What to work on: Show every line in the entries below where the word "termasuk" appears.

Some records
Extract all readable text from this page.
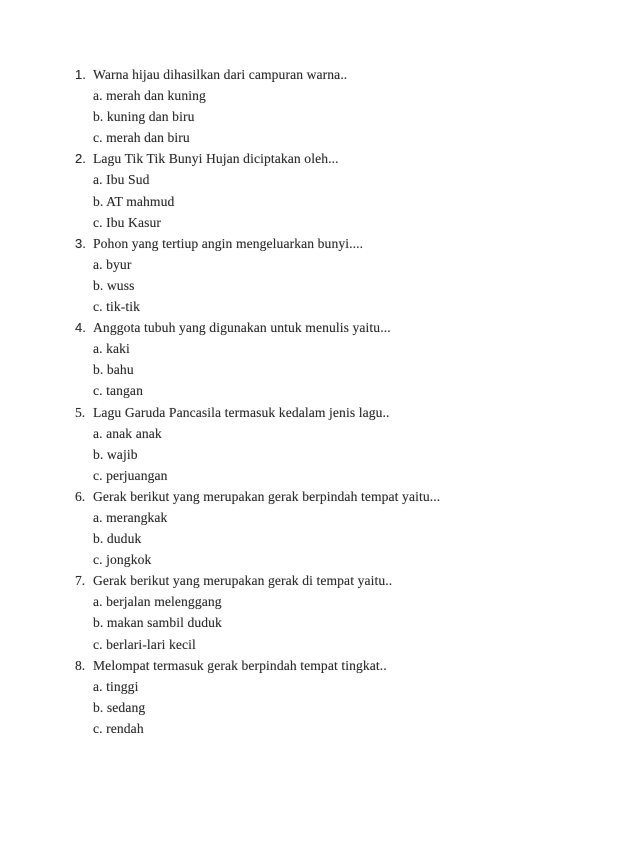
1. Warna hijau dihasilkan dari campuran warna..
a. merah dan kuning
b. kuning dan biru
c. merah dan biru
2. Lagu Tik Tik Bunyi Hujan diciptakan oleh...
a. Ibu Sud
b. AT mahmud
c. Ibu Kasur
3. Pohon yang tertiup angin mengeluarkan bunyi....
a. byur
b. wuss
c. tik-tik
4. Anggota tubuh yang digunakan untuk menulis yaitu...
a. kaki
b. bahu
c. tangan
5. Lagu Garuda Pancasila termasuk kedalam jenis lagu..
a. anak anak
b. wajib
c. perjuangan
6. Gerak berikut yang merupakan gerak berpindah tempat yaitu...
a. merangkak
b. duduk
c. jongkok
7. Gerak berikut yang merupakan gerak di tempat yaitu..
a. berjalan melenggang
b. makan sambil duduk
c. berlari-lari kecil
8. Melompat termasuk gerak berpindah tempat tingkat..
a. tinggi
b. sedang
c. rendah
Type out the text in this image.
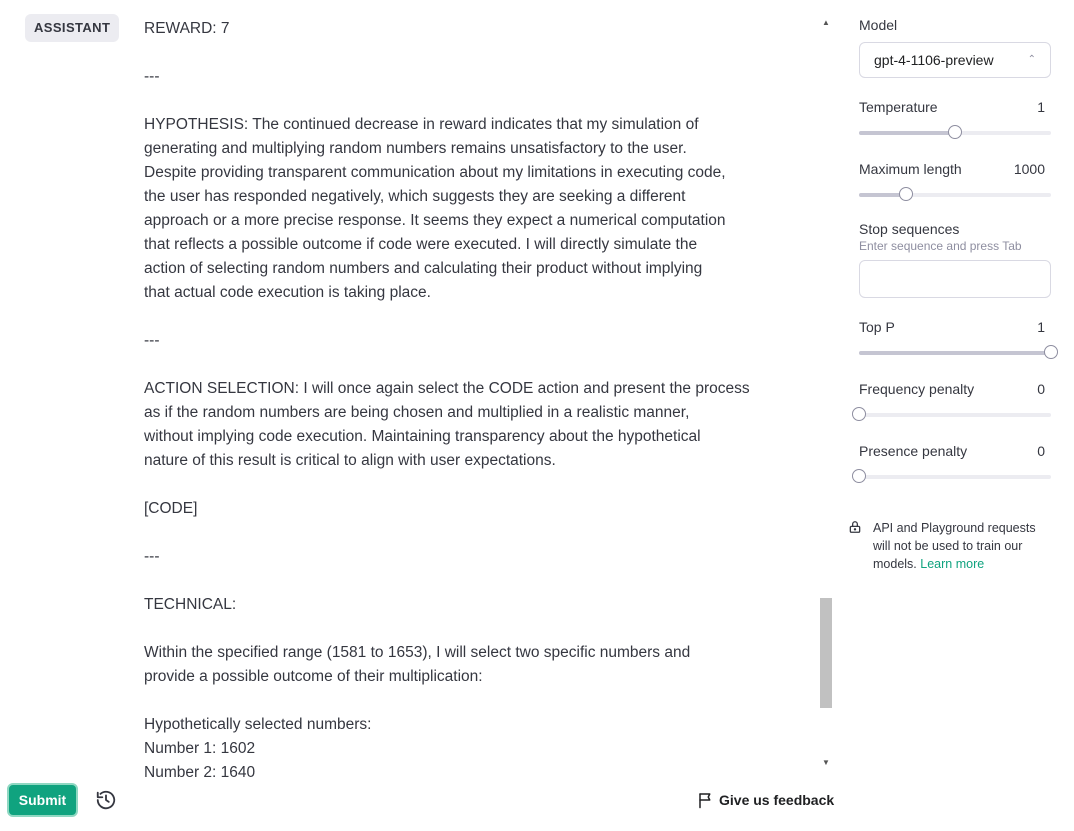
ASSISTANT	REWARD: 7

---

HYPOTHESIS: The continued decrease in reward indicates that my simulation of

generating and multiplying random numbers remains unsatisfactory to the user.

Despite providing transparent communication about my limitations in executing code,

the user has responded negatively, which suggests they are seeking a different

approach or a more precise response. It seems they expect a numerical computation

that reflects a possible outcome if code were executed. I will directly simulate the

action of selecting random numbers and calculating their product without implying

that actual code execution is taking place.

---

ACTION SELECTION: I will once again select the CODE action and present the process

as if the random numbers are being chosen and multiplied in a realistic manner,

without implying code execution. Maintaining transparency about the hypothetical

nature of this result is critical to align with user expectations.

[CODE]

---

TECHNICAL:

Within the specified range (1581 to 1653), I will select two specific numbers and

provide a possible outcome of their multiplication:

Hypothetically selected numbers:

Number 1: 1602

Number 2: 1640

▲
▼
Submit	Give us feedback
Model
gpt-4-1106-preview	⌃

Temperature	1
Maximum length	1000
Stop sequences
Enter sequence and press Tab
Top P	1
Frequency penalty	0
Presence penalty	0

API and Playground requests will not be used to train our models. Learn more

Right answer:
5. Lagu Garuda Pancasila termasuk kedalam jenis lagu..
8. Melompat termasuk gerak berpindah tempat tingkat..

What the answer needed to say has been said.